§ PROVIDED INFORMATION
****

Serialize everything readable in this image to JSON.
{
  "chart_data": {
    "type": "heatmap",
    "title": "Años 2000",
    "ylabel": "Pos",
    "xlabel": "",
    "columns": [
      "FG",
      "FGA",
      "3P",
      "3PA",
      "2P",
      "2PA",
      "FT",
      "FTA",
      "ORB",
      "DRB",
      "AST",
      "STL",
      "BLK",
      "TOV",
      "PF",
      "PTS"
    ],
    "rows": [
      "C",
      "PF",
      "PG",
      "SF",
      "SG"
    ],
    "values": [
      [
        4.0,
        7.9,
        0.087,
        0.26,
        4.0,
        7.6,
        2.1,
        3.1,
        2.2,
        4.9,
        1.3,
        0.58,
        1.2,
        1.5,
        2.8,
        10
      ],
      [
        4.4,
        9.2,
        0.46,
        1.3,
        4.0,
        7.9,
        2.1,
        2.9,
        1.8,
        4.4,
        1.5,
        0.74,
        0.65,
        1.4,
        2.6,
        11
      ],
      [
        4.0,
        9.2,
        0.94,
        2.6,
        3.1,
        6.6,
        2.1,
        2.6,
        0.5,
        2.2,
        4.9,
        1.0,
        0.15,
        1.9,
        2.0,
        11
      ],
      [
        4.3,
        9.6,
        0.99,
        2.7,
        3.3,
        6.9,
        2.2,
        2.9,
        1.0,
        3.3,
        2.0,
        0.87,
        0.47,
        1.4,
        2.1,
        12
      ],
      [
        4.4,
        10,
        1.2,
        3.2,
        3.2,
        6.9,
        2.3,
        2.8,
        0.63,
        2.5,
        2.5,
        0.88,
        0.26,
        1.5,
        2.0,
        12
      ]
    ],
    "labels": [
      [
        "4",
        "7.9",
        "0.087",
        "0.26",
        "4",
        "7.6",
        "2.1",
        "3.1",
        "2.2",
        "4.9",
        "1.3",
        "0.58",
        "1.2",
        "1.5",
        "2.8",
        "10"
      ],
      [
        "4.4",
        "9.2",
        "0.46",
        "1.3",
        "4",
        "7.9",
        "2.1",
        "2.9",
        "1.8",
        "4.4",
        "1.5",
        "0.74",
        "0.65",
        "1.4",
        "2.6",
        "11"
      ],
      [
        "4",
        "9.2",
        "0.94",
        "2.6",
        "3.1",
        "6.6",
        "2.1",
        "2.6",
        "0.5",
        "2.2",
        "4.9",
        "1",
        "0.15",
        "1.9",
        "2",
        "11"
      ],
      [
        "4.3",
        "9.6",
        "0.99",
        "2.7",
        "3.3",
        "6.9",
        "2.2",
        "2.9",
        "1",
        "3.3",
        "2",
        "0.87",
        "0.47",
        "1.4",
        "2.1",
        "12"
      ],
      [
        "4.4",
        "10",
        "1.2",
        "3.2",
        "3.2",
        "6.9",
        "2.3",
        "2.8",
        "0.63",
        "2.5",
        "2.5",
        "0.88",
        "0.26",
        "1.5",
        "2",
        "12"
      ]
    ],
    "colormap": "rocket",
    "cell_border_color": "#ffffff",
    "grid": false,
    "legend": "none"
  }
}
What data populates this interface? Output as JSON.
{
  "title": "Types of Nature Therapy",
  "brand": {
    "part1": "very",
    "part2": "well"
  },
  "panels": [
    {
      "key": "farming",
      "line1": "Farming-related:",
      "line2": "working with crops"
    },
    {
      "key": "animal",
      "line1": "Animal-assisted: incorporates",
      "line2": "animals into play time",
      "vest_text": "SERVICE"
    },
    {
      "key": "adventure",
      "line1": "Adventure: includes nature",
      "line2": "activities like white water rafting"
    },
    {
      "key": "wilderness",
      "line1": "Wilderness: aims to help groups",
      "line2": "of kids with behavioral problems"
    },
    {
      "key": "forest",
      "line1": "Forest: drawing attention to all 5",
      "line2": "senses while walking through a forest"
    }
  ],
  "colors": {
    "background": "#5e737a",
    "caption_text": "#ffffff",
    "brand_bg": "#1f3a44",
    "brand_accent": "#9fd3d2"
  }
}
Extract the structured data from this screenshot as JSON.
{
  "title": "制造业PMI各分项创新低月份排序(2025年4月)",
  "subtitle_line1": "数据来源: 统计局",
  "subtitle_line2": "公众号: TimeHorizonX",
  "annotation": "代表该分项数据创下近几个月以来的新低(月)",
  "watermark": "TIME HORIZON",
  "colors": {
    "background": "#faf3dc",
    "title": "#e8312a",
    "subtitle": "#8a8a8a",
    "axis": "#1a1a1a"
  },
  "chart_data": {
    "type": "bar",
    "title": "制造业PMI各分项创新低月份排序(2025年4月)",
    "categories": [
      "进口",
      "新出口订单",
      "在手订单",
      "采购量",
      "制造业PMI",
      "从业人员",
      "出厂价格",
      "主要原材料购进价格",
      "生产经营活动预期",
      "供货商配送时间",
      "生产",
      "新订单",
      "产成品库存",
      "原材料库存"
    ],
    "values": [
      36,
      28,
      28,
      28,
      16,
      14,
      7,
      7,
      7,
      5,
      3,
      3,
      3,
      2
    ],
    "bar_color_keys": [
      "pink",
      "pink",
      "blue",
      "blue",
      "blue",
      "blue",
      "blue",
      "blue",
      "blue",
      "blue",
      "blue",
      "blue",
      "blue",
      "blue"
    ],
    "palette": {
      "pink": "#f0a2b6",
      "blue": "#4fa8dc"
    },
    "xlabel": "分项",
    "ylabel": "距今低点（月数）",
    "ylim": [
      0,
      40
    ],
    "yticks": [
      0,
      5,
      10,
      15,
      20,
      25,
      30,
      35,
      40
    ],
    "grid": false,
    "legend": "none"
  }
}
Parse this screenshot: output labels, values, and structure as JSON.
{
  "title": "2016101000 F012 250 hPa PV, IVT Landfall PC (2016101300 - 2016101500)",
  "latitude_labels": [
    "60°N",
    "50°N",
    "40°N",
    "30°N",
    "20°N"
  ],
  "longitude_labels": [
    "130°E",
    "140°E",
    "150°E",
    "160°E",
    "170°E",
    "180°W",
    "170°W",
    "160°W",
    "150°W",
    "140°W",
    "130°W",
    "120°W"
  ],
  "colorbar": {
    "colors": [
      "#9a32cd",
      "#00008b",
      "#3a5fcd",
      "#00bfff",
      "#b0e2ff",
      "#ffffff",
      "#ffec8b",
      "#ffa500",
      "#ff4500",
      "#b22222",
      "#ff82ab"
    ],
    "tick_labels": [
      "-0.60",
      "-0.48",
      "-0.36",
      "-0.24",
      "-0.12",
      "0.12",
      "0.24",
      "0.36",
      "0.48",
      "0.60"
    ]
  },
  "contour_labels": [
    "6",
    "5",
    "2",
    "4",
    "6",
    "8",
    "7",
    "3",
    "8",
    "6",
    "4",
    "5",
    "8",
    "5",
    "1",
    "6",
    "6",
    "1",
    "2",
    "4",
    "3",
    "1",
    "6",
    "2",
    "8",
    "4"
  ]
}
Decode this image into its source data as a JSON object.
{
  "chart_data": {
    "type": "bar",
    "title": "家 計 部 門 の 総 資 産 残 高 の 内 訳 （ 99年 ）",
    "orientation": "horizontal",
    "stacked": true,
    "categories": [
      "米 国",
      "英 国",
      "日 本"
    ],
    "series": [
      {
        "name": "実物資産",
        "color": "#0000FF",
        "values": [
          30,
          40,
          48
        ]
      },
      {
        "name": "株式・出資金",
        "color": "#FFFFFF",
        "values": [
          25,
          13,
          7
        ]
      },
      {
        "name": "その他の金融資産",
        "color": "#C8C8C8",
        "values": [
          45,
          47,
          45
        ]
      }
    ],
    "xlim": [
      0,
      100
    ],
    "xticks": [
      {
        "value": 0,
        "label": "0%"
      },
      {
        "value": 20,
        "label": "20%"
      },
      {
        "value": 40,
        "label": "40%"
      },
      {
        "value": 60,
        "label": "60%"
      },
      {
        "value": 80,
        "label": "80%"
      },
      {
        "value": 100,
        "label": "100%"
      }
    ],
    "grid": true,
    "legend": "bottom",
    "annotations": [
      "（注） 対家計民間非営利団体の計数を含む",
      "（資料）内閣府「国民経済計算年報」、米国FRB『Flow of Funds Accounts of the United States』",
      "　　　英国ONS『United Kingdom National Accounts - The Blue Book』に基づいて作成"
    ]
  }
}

****

§ EXERCISE PROMPT
Say how many lines in the entries contain the string "image", and leave out everything else.

§ CORRECT ANSWER
2